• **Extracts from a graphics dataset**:

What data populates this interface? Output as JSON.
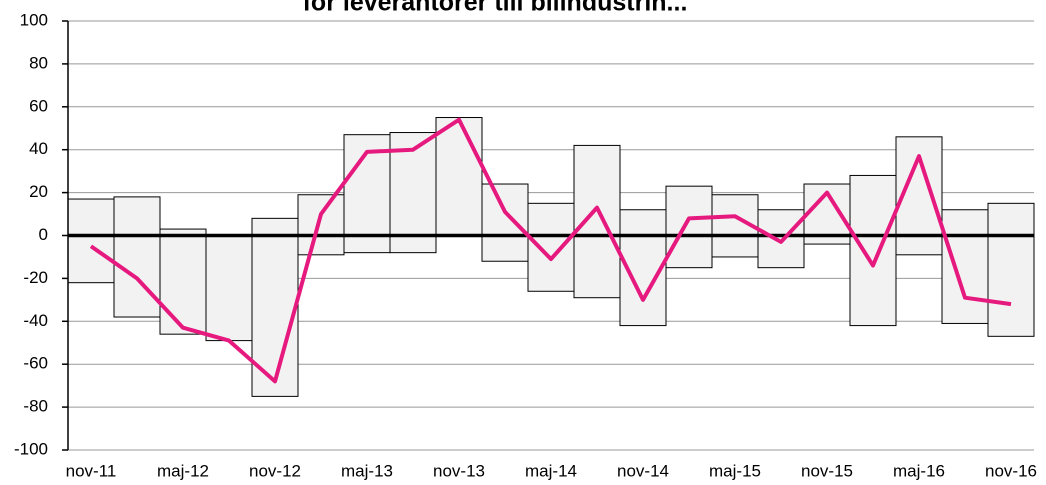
{
  "chart_data": {
    "type": "range-bar-line",
    "title": "för leverantörer till bilindustrin...",
    "categories": [
      "nov-11",
      null,
      "maj-12",
      null,
      "nov-12",
      null,
      "maj-13",
      null,
      "nov-13",
      null,
      "maj-14",
      null,
      "nov-14",
      null,
      "maj-15",
      null,
      "nov-15",
      null,
      "maj-16",
      null,
      "nov-16"
    ],
    "bars": {
      "color": "#f2f2f2",
      "high": [
        17,
        18,
        3,
        0,
        8,
        19,
        47,
        48,
        55,
        24,
        15,
        42,
        12,
        23,
        19,
        12,
        24,
        28,
        46,
        12,
        15
      ],
      "low": [
        -22,
        -38,
        -46,
        -49,
        -75,
        -9,
        -8,
        -8,
        0,
        -12,
        -26,
        -29,
        -42,
        -15,
        -10,
        -15,
        -4,
        -42,
        -9,
        -41,
        -47
      ]
    },
    "line": {
      "color": "#e6197f",
      "values": [
        -5,
        -20,
        -43,
        -49,
        -68,
        10,
        39,
        40,
        54,
        11,
        -11,
        13,
        -30,
        8,
        9,
        -3,
        20,
        -14,
        37,
        -29,
        -32
      ]
    },
    "ylim": [
      -100,
      100
    ],
    "yticks": [
      -100,
      -80,
      -60,
      -40,
      -20,
      0,
      20,
      40,
      60,
      80,
      100
    ],
    "grid": true
  }
}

• **Prompt**: All of the data above should be quoted exactly, except for the pictures.

• **Result of this exercise**:
What data populates this interface? Output as JSON.
{
  "chart_data": {
    "type": "range-bar-line",
    "title": "för leverantörer till bilindustrin...",
    "categories": [
      "nov-11",
      null,
      "maj-12",
      null,
      "nov-12",
      null,
      "maj-13",
      null,
      "nov-13",
      null,
      "maj-14",
      null,
      "nov-14",
      null,
      "maj-15",
      null,
      "nov-15",
      null,
      "maj-16",
      null,
      "nov-16"
    ],
    "bars": {
      "color": "#f2f2f2",
      "high": [
        17,
        18,
        3,
        0,
        8,
        19,
        47,
        48,
        55,
        24,
        15,
        42,
        12,
        23,
        19,
        12,
        24,
        28,
        46,
        12,
        15
      ],
      "low": [
        -22,
        -38,
        -46,
        -49,
        -75,
        -9,
        -8,
        -8,
        0,
        -12,
        -26,
        -29,
        -42,
        -15,
        -10,
        -15,
        -4,
        -42,
        -9,
        -41,
        -47
      ]
    },
    "line": {
      "color": "#e6197f",
      "values": [
        -5,
        -20,
        -43,
        -49,
        -68,
        10,
        39,
        40,
        54,
        11,
        -11,
        13,
        -30,
        8,
        9,
        -3,
        20,
        -14,
        37,
        -29,
        -32
      ]
    },
    "ylim": [
      -100,
      100
    ],
    "yticks": [
      -100,
      -80,
      -60,
      -40,
      -20,
      0,
      20,
      40,
      60,
      80,
      100
    ],
    "grid": true
  }
}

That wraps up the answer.